▶ [DESCRIPTION OF THE TASK] Output all of the data below exactly as given.

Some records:

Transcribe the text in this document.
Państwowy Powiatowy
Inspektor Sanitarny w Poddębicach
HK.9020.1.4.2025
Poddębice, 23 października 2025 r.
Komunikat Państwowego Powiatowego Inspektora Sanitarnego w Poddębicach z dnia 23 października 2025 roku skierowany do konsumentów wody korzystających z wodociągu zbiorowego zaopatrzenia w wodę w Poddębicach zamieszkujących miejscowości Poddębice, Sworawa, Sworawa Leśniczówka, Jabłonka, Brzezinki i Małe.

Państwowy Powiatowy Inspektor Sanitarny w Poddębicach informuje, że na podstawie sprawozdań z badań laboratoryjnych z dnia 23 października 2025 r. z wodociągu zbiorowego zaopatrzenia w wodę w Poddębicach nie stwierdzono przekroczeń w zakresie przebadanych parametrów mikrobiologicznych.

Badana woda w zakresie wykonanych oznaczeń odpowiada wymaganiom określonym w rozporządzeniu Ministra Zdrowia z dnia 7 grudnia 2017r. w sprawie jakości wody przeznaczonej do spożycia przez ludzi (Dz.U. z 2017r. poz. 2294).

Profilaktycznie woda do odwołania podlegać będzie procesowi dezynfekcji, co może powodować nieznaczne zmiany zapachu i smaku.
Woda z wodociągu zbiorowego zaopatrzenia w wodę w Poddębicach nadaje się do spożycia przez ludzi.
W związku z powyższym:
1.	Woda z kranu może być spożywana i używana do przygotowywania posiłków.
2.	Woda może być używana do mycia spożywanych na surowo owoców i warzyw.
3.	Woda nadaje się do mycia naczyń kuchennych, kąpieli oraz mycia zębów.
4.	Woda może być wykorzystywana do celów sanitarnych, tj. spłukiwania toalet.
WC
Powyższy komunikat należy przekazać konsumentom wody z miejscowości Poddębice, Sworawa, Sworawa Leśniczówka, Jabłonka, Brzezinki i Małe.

▶ [FINAL ANSWER]
Transcribe the text in this document.
Państwowy Powiatowy
Inspektor Sanitarny w Poddębicach
HK.9020.1.4.2025
Poddębice, 23 października 2025 r.
Komunikat Państwowego Powiatowego Inspektora Sanitarnego w Poddębicach z dnia 23 października 2025 roku skierowany do konsumentów wody korzystających z wodociągu zbiorowego zaopatrzenia w wodę w Poddębicach zamieszkujących miejscowości Poddębice, Sworawa, Sworawa Leśniczówka, Jabłonka, Brzezinki i Małe.

Państwowy Powiatowy Inspektor Sanitarny w Poddębicach informuje, że na podstawie sprawozdań z badań laboratoryjnych z dnia 23 października 2025 r. z wodociągu zbiorowego zaopatrzenia w wodę w Poddębicach nie stwierdzono przekroczeń w zakresie przebadanych parametrów mikrobiologicznych.

Badana woda w zakresie wykonanych oznaczeń odpowiada wymaganiom określonym w rozporządzeniu Ministra Zdrowia z dnia 7 grudnia 2017r. w sprawie jakości wody przeznaczonej do spożycia przez ludzi (Dz.U. z 2017r. poz. 2294).

Profilaktycznie woda do odwołania podlegać będzie procesowi dezynfekcji, co może powodować nieznaczne zmiany zapachu i smaku.
Woda z wodociągu zbiorowego zaopatrzenia w wodę w Poddębicach nadaje się do spożycia przez ludzi.
W związku z powyższym:
1.	Woda z kranu może być spożywana i używana do przygotowywania posiłków.
2.	Woda może być używana do mycia spożywanych na surowo owoców i warzyw.
3.	Woda nadaje się do mycia naczyń kuchennych, kąpieli oraz mycia zębów.
4.	Woda może być wykorzystywana do celów sanitarnych, tj. spłukiwania toalet.
WC
Powyższy komunikat należy przekazać konsumentom wody z miejscowości Poddębice, Sworawa, Sworawa Leśniczówka, Jabłonka, Brzezinki i Małe.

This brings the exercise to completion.